Extract to read:
____

It’s Friday. What are you listening to?

FROSTY FUZZY FRIDAY

The Weathermeisters forecast is for Snow.
Here in Atlanta? Aaah, what do
they know?
Predictions often fail to meet their mark.
Except for one: “When sails the Friday Ark?”

Well, it may snow here again tomorrow morning...or it may not. But the Friday Ark’s 174th voyage is already afloat - as befits a proper Friday Institution - with Cap’n Steve, the Modulator of Bloggy Renown, at the helm.

The Leadoff Kitty is none other than our own mysterious and lovely Hakuna.

Want more Catbloggery? Carnival of the Cats will go up Sunday evening at Missy, KC and Bear. Mark your calendars!

Update: CotC #201 is up...at last!

Thursday, January 17, 2008

A KINGLY SNACK

When the Mistress of Sarcasm was here the week before Christmas, she related to me a lurid tale, a tale of a Limited Edition Reese’s Peanut Butter Cup.

Limited Edition? you may ask. Wuzzat?

This wasn’t just any old Peanut Butter Cup, you see. It had banana creme in it...a tribute to Elvis Presley, the King hizzownself, who favored that unique combination of treefruit and groundnut.

Elvis Reese’s
A hunka hunka burnin’ Peanut Butter and Banana Goodness.

It’s an open question as to whether these chocolate-covered gems are any healthier than the King’s preferred method of PB&B ingestion: in the form of a sandwich fried in butter.

The Mistress told me that these things had sold like hotcakes, and that people were actually selling them on eBay. (I checked. They are.)

____

Given data:

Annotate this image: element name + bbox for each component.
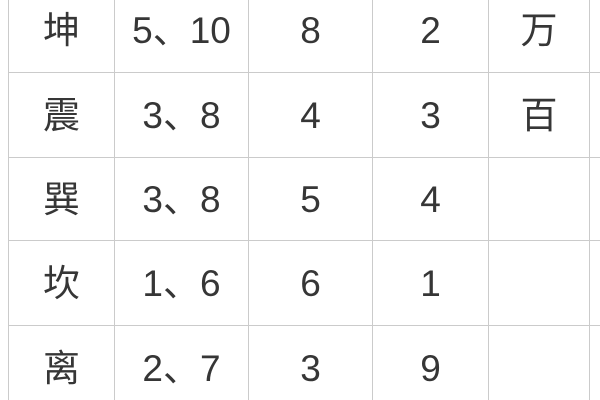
cell-partial — [589, 157, 600, 241]
cell-number-a: 6 — [248, 240, 373, 326]
cell-number-a: 4 — [248, 72, 373, 158]
cell-unit — [488, 325, 590, 400]
table-row: 坤 5、10 8 2 万 — [8, 0, 600, 73]
table-row: 坎 1、6 6 1 — [8, 240, 600, 326]
cell-trigram: 离 — [8, 325, 115, 400]
cell-number-pair: 3、8 — [114, 157, 249, 241]
table-row: 震 3、8 4 3 百 — [8, 72, 600, 158]
cell-partial — [589, 240, 600, 326]
table-row: 巽 3、8 5 4 — [8, 157, 600, 241]
cell-number-a: 5 — [248, 157, 373, 241]
trigram-number-table: 坤 5、10 8 2 万 震 3、8 4 3 百 巽 3、8 5 4 — [8, 0, 600, 400]
cell-trigram: 震 — [8, 72, 115, 158]
cell-number-pair: 1、6 — [114, 240, 249, 326]
cell-number-b: 1 — [372, 240, 489, 326]
cell-number-b: 2 — [372, 0, 489, 73]
cell-number-a: 8 — [248, 0, 373, 73]
cell-partial — [589, 325, 600, 400]
cell-number-b: 9 — [372, 325, 489, 400]
cell-partial — [589, 0, 600, 73]
cell-number-pair: 3、8 — [114, 72, 249, 158]
cell-trigram: 坎 — [8, 240, 115, 326]
cell-unit — [488, 157, 590, 241]
cell-trigram: 坤 — [8, 0, 115, 73]
table-row: 离 2、7 3 9 — [8, 325, 600, 400]
cell-partial — [589, 72, 600, 158]
cell-number-pair: 2、7 — [114, 325, 249, 400]
cell-unit: 百 — [488, 72, 590, 158]
cell-number-b: 3 — [372, 72, 489, 158]
cell-unit: 万 — [488, 0, 590, 73]
cell-number-a: 3 — [248, 325, 373, 400]
cell-trigram: 巽 — [8, 157, 115, 241]
cell-unit — [488, 240, 590, 326]
cell-number-pair: 5、10 — [114, 0, 249, 73]
cell-number-b: 4 — [372, 157, 489, 241]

____

Task brief:
Answer these from the blog excerpt:
(a) Who is the Leadoff Kitty?
(b) Where will Carnival of the Cats go up Sunday evening?
(c) What was inside the Limited Edition Reese's Peanut Butter Cup besides peanut butter?

Exercise answer:
(a) Hakuna
(b) At Missy, KC and Bear
(c) Banana creme